• What is required: State how many lines of the listing below include the word "text". Give only the number.

• Information given:
-=-=-

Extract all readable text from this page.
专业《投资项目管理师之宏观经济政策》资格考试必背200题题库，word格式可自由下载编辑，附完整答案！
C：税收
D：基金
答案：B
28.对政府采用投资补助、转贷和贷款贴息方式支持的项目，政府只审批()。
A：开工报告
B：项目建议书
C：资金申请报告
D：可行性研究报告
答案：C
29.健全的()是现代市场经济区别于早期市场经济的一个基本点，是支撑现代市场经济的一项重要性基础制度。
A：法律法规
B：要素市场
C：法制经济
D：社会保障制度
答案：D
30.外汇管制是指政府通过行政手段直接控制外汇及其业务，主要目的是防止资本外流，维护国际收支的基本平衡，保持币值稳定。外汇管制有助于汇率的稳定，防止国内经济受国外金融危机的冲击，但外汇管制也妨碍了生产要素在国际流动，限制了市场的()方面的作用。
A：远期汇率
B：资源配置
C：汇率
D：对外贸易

-=-=-

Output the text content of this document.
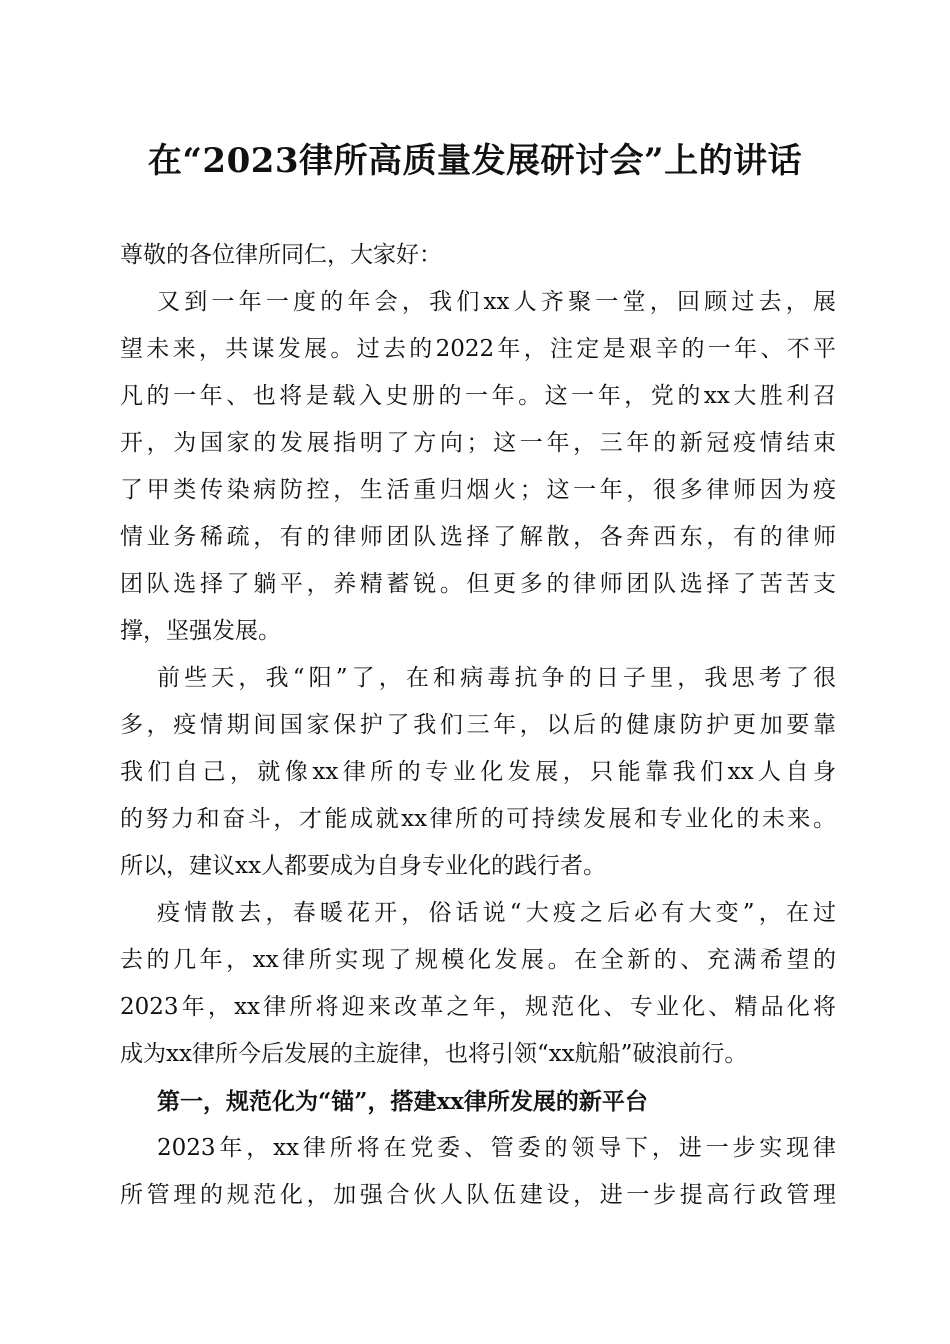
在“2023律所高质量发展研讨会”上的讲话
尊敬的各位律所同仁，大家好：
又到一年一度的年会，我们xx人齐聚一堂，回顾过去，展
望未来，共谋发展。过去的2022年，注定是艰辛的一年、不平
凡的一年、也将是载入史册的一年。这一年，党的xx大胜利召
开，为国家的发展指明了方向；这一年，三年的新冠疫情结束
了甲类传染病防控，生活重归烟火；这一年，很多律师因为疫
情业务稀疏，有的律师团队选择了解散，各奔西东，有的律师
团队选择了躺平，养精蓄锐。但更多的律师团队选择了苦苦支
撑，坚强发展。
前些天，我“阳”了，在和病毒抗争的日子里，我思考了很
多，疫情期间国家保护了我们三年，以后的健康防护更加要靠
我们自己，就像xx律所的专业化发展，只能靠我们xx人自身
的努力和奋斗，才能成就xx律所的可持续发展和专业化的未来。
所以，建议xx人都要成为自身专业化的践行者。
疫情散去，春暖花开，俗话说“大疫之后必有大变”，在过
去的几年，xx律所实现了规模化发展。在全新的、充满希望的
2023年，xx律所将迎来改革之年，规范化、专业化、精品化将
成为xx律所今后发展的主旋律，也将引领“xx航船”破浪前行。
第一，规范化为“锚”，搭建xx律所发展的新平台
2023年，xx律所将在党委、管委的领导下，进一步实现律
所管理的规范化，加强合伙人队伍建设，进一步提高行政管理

-=-=-

• Solution for this problem: 2